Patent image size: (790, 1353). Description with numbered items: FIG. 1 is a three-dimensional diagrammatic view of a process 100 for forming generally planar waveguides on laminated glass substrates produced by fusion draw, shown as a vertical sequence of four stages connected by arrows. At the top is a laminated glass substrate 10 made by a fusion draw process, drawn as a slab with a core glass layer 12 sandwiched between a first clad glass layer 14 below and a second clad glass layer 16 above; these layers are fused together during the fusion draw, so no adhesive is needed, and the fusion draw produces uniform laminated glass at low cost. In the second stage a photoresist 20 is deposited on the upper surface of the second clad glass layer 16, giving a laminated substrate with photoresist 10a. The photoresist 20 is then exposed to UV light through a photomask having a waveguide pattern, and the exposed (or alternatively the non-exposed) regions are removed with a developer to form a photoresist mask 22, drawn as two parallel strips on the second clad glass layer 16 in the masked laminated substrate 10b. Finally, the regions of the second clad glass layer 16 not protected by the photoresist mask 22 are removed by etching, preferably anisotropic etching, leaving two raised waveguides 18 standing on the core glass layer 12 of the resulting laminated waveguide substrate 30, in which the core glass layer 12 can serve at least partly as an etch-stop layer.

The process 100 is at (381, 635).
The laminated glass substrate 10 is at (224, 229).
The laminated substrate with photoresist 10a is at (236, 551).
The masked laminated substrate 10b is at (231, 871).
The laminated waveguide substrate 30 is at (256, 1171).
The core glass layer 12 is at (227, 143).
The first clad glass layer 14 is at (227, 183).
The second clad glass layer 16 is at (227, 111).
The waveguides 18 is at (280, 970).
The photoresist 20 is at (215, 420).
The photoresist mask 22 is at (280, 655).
-.-.-
WHAT YOU WILL DO
Copy the records above word for word, keeping their order.

SOLUTION TO THIS TASK
Patent image size: (790, 1353). Description with numbered items: FIG. 1 is a three-dimensional diagrammatic view of a process 100 for forming generally planar waveguides on laminated glass substrates produced by fusion draw, shown as a vertical sequence of four stages connected by arrows. At the top is a laminated glass substrate 10 made by a fusion draw process, drawn as a slab with a core glass layer 12 sandwiched between a first clad glass layer 14 below and a second clad glass layer 16 above; these layers are fused together during the fusion draw, so no adhesive is needed, and the fusion draw produces uniform laminated glass at low cost. In the second stage a photoresist 20 is deposited on the upper surface of the second clad glass layer 16, giving a laminated substrate with photoresist 10a. The photoresist 20 is then exposed to UV light through a photomask having a waveguide pattern, and the exposed (or alternatively the non-exposed) regions are removed with a developer to form a photoresist mask 22, drawn as two parallel strips on the second clad glass layer 16 in the masked laminated substrate 10b. Finally, the regions of the second clad glass layer 16 not protected by the photoresist mask 22 are removed by etching, preferably anisotropic etching, leaving two raised waveguides 18 standing on the core glass layer 12 of the resulting laminated waveguide substrate 30, in which the core glass layer 12 can serve at least partly as an etch-stop layer.

The process 100 is at (381, 635).
The laminated glass substrate 10 is at (224, 229).
The laminated substrate with photoresist 10a is at (236, 551).
The masked laminated substrate 10b is at (231, 871).
The laminated waveguide substrate 30 is at (256, 1171).
The core glass layer 12 is at (227, 143).
The first clad glass layer 14 is at (227, 183).
The second clad glass layer 16 is at (227, 111).
The waveguides 18 is at (280, 970).
The photoresist 20 is at (215, 420).
The photoresist mask 22 is at (280, 655).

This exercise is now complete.